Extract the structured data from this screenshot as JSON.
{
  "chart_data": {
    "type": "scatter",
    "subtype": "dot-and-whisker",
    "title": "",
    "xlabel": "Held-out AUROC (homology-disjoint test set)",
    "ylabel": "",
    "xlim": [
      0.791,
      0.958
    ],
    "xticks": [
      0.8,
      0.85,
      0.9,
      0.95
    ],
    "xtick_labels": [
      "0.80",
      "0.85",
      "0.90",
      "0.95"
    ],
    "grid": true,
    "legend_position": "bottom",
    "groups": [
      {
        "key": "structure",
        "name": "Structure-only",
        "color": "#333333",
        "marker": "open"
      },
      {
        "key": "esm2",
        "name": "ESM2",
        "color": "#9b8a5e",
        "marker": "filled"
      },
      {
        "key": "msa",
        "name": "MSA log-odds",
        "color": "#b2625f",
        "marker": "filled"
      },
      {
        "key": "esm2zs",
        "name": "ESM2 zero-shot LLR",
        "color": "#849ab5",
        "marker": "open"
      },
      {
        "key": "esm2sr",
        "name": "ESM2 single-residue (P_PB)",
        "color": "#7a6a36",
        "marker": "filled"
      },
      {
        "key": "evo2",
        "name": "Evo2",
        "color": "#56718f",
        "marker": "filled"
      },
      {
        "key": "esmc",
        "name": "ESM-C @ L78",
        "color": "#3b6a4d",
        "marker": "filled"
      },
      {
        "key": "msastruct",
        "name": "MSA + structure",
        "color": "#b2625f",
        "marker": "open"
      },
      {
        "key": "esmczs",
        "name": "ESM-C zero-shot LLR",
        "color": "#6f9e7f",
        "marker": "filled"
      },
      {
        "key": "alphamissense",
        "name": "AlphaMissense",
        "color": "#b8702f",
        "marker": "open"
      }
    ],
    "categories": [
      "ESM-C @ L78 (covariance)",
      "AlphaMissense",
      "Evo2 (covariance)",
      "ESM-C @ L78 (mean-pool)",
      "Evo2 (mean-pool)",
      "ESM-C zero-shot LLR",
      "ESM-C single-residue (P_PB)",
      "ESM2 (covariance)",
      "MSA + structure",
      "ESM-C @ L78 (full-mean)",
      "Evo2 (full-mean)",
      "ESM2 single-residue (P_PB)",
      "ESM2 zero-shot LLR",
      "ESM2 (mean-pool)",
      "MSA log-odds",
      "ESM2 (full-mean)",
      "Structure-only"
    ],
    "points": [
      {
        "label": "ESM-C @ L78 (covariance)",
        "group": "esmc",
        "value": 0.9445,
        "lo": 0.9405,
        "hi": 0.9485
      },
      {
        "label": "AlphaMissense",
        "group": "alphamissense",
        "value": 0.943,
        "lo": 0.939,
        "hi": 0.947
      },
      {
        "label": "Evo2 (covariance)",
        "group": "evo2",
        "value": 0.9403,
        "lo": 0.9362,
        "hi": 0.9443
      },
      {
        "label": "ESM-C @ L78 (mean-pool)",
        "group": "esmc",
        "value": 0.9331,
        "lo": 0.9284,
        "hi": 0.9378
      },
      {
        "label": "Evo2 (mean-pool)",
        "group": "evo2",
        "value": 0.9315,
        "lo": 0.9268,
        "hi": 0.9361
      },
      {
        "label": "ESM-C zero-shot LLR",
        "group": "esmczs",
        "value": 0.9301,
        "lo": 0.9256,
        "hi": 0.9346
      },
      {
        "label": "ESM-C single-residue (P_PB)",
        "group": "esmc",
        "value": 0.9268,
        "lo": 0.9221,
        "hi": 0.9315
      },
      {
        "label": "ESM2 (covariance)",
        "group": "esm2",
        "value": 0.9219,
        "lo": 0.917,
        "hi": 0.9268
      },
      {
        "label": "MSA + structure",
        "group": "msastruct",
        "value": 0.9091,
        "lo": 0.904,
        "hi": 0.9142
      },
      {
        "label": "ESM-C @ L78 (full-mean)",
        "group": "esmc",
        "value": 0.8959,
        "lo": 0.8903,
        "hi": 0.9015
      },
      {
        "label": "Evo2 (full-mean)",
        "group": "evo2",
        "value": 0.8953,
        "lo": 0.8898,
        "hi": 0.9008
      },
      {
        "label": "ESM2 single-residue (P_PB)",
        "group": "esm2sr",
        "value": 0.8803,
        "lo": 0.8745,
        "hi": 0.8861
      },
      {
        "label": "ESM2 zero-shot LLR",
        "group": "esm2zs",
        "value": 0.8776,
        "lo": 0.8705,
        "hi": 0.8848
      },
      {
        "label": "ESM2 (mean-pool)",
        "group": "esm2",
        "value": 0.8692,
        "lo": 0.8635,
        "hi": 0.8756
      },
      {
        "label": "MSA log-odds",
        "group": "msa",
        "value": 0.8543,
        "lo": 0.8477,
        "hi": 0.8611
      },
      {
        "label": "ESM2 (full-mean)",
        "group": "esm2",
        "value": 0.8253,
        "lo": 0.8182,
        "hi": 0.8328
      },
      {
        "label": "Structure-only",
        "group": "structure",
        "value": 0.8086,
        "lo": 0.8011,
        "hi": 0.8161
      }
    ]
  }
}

● **Exercise objective**: Look through the entries above; copy each line where the string "covariance" appears.

● **Expected answer**:
      "ESM-C @ L78 (covariance)",
      "Evo2 (covariance)",
      "ESM2 (covariance)",
        "label": "ESM-C @ L78 (covariance)",
        "label": "Evo2 (covariance)",
        "label": "ESM2 (covariance)",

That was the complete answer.